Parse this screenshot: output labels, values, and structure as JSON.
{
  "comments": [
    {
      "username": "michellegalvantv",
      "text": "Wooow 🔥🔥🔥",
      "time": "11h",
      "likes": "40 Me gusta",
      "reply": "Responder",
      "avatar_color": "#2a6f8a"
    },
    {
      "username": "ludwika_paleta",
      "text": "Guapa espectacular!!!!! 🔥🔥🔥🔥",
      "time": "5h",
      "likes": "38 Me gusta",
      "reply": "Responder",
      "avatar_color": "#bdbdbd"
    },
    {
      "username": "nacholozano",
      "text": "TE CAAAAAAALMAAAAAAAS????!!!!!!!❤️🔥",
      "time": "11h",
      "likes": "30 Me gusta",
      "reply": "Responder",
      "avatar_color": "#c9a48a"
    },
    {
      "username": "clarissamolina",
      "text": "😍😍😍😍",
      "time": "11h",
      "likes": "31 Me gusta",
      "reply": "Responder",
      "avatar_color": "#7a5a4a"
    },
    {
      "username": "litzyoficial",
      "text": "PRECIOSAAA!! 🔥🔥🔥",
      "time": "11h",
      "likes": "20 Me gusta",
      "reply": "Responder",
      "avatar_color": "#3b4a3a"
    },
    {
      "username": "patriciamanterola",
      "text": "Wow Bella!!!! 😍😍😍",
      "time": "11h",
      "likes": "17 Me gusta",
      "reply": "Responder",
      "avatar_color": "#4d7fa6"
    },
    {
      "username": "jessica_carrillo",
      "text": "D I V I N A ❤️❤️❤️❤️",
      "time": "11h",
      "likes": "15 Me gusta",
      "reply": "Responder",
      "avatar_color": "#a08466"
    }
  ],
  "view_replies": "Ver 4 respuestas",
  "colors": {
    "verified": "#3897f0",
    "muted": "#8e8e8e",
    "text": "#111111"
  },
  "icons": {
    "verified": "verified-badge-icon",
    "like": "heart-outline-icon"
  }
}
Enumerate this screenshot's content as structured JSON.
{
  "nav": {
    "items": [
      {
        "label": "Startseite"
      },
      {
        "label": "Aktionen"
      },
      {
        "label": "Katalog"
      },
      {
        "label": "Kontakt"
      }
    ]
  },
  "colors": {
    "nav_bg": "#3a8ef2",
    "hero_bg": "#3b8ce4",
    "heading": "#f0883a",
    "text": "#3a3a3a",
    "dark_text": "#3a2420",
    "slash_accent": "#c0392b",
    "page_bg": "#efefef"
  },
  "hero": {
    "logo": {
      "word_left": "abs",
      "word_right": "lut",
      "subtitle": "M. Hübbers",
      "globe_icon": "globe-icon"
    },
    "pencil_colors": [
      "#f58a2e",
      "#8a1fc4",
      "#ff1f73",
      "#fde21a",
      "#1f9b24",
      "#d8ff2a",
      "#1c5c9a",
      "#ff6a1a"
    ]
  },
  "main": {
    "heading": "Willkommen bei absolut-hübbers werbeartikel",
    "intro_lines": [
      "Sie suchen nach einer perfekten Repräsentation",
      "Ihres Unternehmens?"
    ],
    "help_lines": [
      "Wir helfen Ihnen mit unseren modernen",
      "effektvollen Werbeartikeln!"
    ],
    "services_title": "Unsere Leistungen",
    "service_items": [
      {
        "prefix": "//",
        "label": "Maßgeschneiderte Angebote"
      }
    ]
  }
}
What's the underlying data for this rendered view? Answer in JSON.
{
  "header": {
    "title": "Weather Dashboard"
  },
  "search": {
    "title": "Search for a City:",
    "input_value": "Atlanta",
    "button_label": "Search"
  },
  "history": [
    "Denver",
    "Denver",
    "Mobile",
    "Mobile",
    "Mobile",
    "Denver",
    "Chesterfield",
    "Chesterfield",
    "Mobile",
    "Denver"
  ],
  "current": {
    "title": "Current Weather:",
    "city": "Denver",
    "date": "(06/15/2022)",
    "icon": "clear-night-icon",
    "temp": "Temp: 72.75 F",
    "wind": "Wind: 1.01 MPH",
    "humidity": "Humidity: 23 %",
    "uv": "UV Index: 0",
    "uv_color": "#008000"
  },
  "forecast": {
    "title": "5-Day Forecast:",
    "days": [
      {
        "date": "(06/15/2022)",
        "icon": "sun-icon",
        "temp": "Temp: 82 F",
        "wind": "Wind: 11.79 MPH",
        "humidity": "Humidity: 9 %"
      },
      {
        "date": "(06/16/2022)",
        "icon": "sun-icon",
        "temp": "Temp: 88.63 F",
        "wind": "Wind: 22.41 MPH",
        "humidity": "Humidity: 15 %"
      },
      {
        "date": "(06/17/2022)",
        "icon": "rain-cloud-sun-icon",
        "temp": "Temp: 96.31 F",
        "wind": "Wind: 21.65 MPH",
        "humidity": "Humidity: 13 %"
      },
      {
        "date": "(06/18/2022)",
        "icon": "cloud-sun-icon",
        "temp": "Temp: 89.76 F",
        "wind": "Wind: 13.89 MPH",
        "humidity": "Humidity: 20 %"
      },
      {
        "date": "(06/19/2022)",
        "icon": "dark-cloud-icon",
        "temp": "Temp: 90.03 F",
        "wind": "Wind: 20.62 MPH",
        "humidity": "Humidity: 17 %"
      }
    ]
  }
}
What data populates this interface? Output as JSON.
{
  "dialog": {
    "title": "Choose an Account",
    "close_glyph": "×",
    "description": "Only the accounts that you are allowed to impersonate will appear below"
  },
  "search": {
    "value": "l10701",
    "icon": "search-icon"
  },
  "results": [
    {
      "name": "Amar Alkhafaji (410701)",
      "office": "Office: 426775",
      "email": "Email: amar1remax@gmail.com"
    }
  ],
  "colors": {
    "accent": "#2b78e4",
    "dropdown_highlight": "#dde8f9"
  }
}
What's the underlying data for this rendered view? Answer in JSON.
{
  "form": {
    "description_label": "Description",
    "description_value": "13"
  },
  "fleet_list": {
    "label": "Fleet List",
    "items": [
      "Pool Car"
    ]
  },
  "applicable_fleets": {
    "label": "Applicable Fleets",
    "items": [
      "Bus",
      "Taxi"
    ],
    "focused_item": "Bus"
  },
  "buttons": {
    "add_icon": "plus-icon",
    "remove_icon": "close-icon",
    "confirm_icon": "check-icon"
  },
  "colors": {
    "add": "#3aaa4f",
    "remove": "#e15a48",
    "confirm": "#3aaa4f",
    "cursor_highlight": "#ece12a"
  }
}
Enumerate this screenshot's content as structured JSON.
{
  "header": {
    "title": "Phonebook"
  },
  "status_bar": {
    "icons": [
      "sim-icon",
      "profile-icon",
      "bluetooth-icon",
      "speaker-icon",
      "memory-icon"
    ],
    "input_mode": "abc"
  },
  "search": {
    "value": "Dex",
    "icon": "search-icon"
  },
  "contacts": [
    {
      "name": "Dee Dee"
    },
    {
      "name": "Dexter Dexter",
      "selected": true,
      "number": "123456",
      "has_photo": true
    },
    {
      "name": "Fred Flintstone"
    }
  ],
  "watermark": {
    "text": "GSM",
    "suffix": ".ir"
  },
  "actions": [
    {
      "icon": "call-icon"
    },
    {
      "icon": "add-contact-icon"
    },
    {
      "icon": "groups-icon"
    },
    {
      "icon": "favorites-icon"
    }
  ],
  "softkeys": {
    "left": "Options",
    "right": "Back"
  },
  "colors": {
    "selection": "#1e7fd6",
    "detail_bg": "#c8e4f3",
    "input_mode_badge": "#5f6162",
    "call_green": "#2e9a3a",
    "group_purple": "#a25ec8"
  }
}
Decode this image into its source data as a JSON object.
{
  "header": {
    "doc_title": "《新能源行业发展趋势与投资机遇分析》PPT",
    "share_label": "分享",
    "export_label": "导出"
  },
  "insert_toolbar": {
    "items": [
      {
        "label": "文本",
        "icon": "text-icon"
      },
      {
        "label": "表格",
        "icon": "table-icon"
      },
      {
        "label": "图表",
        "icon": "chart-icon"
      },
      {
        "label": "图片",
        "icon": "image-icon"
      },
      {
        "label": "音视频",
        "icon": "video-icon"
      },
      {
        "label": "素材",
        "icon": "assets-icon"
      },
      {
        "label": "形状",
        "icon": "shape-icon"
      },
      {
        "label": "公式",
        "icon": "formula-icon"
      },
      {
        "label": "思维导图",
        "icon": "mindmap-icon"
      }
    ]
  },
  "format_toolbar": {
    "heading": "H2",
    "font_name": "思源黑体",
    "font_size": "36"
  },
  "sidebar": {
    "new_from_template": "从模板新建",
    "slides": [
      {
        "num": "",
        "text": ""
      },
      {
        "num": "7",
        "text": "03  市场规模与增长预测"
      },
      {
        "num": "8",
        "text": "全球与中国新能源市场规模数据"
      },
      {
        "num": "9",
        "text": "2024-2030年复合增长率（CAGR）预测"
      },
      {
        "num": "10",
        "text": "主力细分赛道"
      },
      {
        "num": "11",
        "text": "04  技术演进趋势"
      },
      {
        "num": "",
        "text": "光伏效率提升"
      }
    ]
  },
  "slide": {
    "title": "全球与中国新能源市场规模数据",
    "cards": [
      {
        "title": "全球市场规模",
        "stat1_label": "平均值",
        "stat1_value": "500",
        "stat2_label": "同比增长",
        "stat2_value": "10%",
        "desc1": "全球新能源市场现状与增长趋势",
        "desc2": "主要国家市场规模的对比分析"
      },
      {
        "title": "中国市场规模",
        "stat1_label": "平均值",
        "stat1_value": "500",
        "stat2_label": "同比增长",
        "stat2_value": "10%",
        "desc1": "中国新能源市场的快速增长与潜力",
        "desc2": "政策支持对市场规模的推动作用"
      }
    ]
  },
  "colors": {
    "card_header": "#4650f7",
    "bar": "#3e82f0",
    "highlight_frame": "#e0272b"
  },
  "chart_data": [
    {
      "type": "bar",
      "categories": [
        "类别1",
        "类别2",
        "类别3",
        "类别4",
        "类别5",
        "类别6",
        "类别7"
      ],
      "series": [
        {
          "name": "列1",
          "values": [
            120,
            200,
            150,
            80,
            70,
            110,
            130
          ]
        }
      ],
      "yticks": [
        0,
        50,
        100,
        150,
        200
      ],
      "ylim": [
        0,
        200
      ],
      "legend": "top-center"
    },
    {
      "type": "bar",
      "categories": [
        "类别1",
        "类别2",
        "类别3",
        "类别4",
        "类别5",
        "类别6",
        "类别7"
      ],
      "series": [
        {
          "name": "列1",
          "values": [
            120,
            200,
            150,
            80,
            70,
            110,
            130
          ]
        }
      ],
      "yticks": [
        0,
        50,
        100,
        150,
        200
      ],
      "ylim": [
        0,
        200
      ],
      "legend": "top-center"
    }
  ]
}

☆ ☆ ☆ ☆

● What you need to do: Within the data above, count the lines that contain the string "wind"; the reply is the number alone.

● Result: 6